* [Metin Parçası]:
+--

Onu hapse atacaklar. Yasal yollarla karşı çıkışlarda bulunmakla birlikte bana, başbakana ve meclise telgraflar yağdırıp, haksız ve suçsuz olduğu için salıverilmesine çalışılmasını, kayrılmasını istemeyecek. Diyecek ki, “Ben inanç ve kanaatimin gereğini yaptım. Araya girişimde ve eylemimde haklıyım. Eğer buraya haksız olarak gelmişsem, bu haksızlığı ortaya koyan neden ve etkenleri düzeltmek de benim görevimdir. İşte benim anladığım Türk Genci ve Türk Gençliği!”
Evet… Solon zamanını yüce bir bilgin, hukukçu, düşünür, politikacı, şair ne derseniz deyin, bir demokrasi kahramanı… Yıllar sonra Solon ve Mustafa Kemal Atatürk’ün bir çok benzer yanlarının olması, günümüz politikacılarının sorumluluğunu daha da artırmaktadır.

+--

* [Veri Dökümü]:

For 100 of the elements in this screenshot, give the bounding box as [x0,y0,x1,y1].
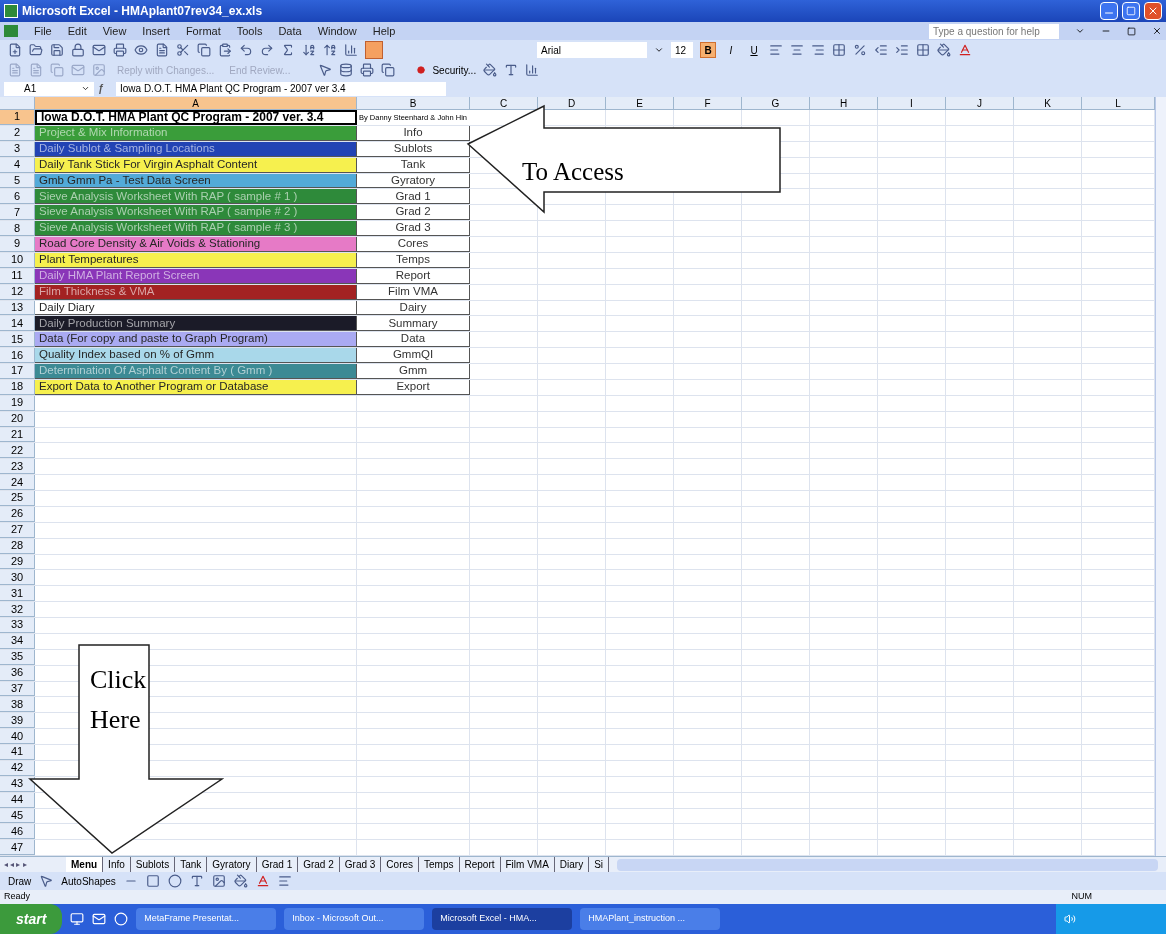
draw-menu-button[interactable]: Draw [8,873,32,889]
name-box[interactable]: A1 [4,81,94,96]
row-header[interactable]: 33 [0,618,35,633]
row-header[interactable]: 31 [0,586,35,602]
row-header[interactable]: 30 [0,570,35,586]
menu-item[interactable]: View [102,22,127,40]
fill-color-icon[interactable] [937,43,951,57]
align-center-icon[interactable] [790,43,804,57]
borders-icon[interactable] [916,43,930,57]
line-style-icon[interactable] [277,874,292,888]
paste-icon[interactable] [218,43,232,57]
menu-item[interactable]: Window [317,22,357,40]
menu-item[interactable]: File [34,22,52,40]
lock-icon[interactable] [71,43,85,57]
vertical-scrollbar[interactable] [1155,97,1166,856]
taskbar-item[interactable]: HMAPlant_instruction ... [580,908,721,930]
chart-icon[interactable] [525,63,540,77]
increase-indent-icon[interactable] [895,43,909,57]
row-header[interactable]: 22 [0,443,35,459]
preview-icon[interactable] [134,43,148,57]
restore-button[interactable] [1122,2,1140,20]
row-header[interactable]: 38 [0,697,35,713]
fill-color-icon[interactable] [233,874,248,888]
undo-icon[interactable] [239,43,253,57]
drawing-toggle-button[interactable] [365,41,383,59]
menu-item[interactable]: Format [185,22,221,40]
decrease-indent-icon[interactable] [874,43,888,57]
new-file-icon[interactable] [8,43,22,57]
rectangle-icon[interactable] [145,874,160,888]
row-header[interactable]: 25 [0,491,35,506]
column-header[interactable]: B [357,97,470,110]
circle-icon[interactable] [114,912,129,926]
security-button[interactable]: Security... [432,62,477,78]
save-icon[interactable] [50,43,64,57]
sheet-tab[interactable]: Menu [66,857,104,872]
copy-icon[interactable] [381,63,396,77]
align-left-icon[interactable] [769,43,783,57]
column-header[interactable]: L [1082,97,1155,110]
pointer-icon[interactable] [39,874,54,888]
format-toggle-button[interactable]: U [746,42,762,58]
row-header[interactable]: 7 [0,205,35,221]
close-icon[interactable] [1152,26,1162,36]
row-header[interactable]: 16 [0,348,35,363]
row-header[interactable]: 46 [0,824,35,840]
align-right-icon[interactable] [811,43,825,57]
dropdown-icon[interactable] [654,45,664,55]
column-header[interactable]: K [1014,97,1082,110]
tab-scroll-buttons[interactable]: ◂ ◂ ▸ ▸ [0,858,66,871]
close-button[interactable] [1144,2,1162,20]
taskbar-item[interactable]: Inbox - Microsoft Out... [284,908,425,930]
column-header[interactable]: F [674,97,742,110]
picture-icon[interactable] [211,874,226,888]
minimize-button[interactable] [1100,2,1118,20]
column-header[interactable]: E [606,97,674,110]
row-header[interactable]: 6 [0,189,35,205]
format-toggle-button[interactable]: B [700,42,716,58]
menu-item[interactable]: Help [372,22,396,40]
row-header[interactable]: 23 [0,459,35,475]
menu-item[interactable]: Edit [67,22,87,40]
taskbar-item[interactable]: MetaFrame Presentat... [136,908,277,930]
chart-icon[interactable] [344,43,358,57]
horizontal-scrollbar[interactable] [617,858,1158,871]
oval-icon[interactable] [167,874,182,888]
database-icon[interactable] [339,63,354,77]
column-header[interactable]: G [742,97,810,110]
cut-icon[interactable] [176,43,190,57]
autoshapes-menu-button[interactable]: AutoShapes [61,873,116,889]
sort-descending-icon[interactable] [323,43,337,57]
textbox-icon[interactable] [189,874,204,888]
font-color-icon[interactable] [255,874,270,888]
row-header[interactable]: 15 [0,332,35,348]
column-header[interactable]: H [810,97,878,110]
percent-icon[interactable] [853,43,867,57]
speaker-icon[interactable] [1064,913,1076,925]
menu-item[interactable]: Insert [142,22,170,40]
sort-ascending-icon[interactable] [302,43,316,57]
formula-field[interactable]: Iowa D.O.T. HMA Plant QC Program - 2007 ver 3.4 [116,81,446,96]
column-header[interactable]: J [946,97,1014,110]
font-size-field[interactable]: 12 [671,42,693,58]
row-header[interactable]: 47 [0,840,35,856]
dropdown-icon[interactable] [1075,26,1085,36]
menu-item[interactable]: Data [278,22,302,40]
row-header[interactable]: 9 [0,237,35,252]
function-icon[interactable]: ƒ [98,81,112,96]
menu-item[interactable]: Tools [236,22,263,40]
print-icon[interactable] [360,63,375,77]
redo-icon[interactable] [260,43,274,57]
mail-icon[interactable] [92,43,106,57]
column-header[interactable]: A [35,97,357,110]
record-icon[interactable] [417,66,426,74]
format-toggle-button[interactable]: I [723,42,739,58]
row-header[interactable]: 41 [0,745,35,760]
font-field[interactable]: Arial [537,42,647,58]
print-icon[interactable] [113,43,127,57]
row-header[interactable]: 32 [0,602,35,617]
row-header[interactable]: 8 [0,221,35,236]
pointer-icon[interactable] [318,63,333,77]
row-header[interactable]: 17 [0,364,35,379]
row-header[interactable]: 14 [0,316,35,332]
start-button[interactable]: start [0,904,63,934]
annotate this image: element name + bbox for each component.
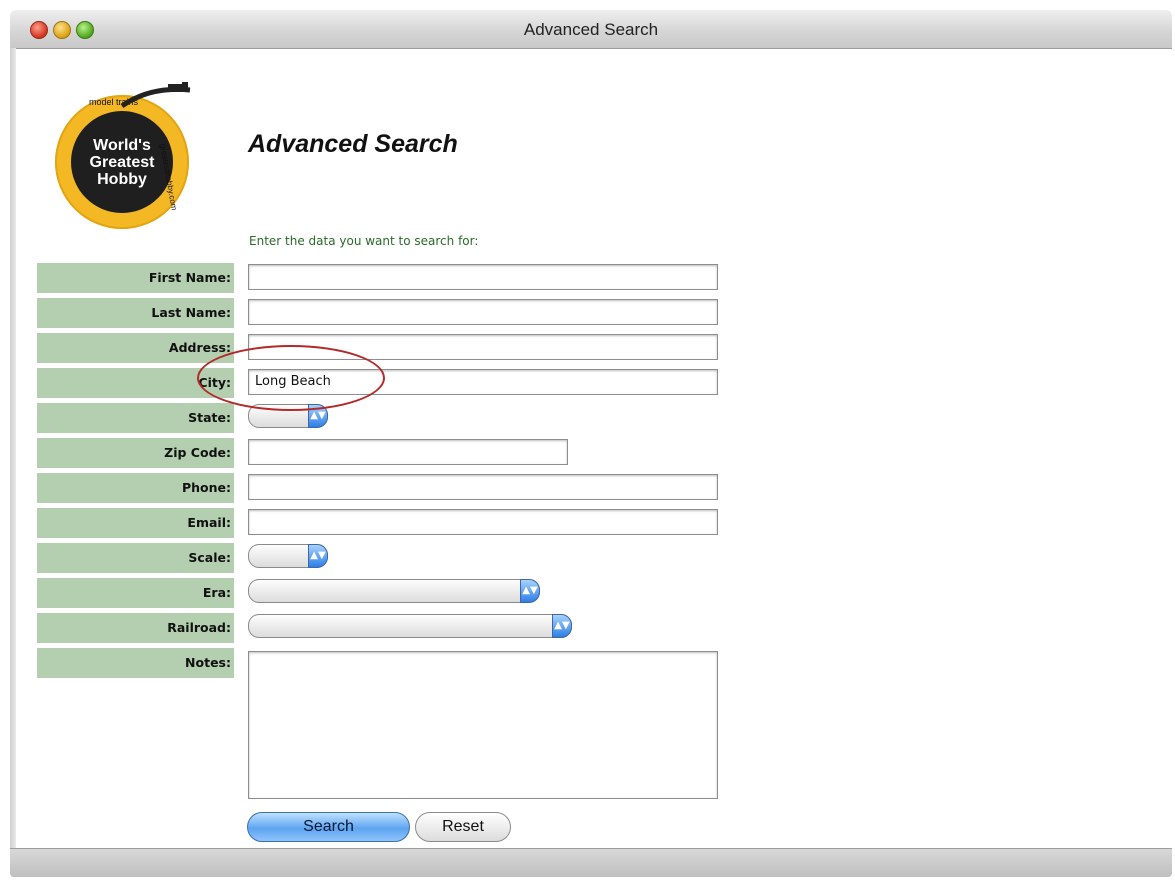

+--

* [Alıştırmalar]:
a – Metinden "Onu hapse atacaklar." ile "daha da artırmaktadır." arasındaki bölümü, bu ifadeler de dahil olmak üzere, hiç değiştirmeden çıkarın.
b – Metne göre Solon ile Mustafa Kemal Atatürk'ün birçok benzer yanının olması neyi artırmaktadır?
Listenin bu çalışmada hiçbir işlevi yoktur.

* [Verilen Cevaplar]:
a –
Onu hapse atacaklar. Yasal yollarla karşı çıkışlarda bulunmakla birlikte bana, başbakana ve meclise telgraflar yağdırıp, haksız ve suçsuz olduğu için salıverilmesine çalışılmasını, kayrılmasını istemeyecek. Diyecek ki, “Ben inanç ve kanaatimin gereğini yaptım. Araya girişimde ve eylemimde haklıyım. Eğer buraya haksız olarak gelmişsem, bu haksızlığı ortaya koyan neden ve etkenleri düzeltmek de benim görevimdir. İşte benim anladığım Türk Genci ve Türk Gençliği!”
Evet… Solon zamanını yüce bir bilgin, hukukçu, düşünür, politikacı, şair ne derseniz deyin, bir demokrasi kahramanı… Yıllar sonra Solon ve Mustafa Kemal Atatürk’ün bir çok benzer yanlarının olması, günümüz politikacılarının sorumluluğunu daha da artırmaktadır.

b – Günümüz politikacılarının sorumluluğunu daha da artırmaktadır.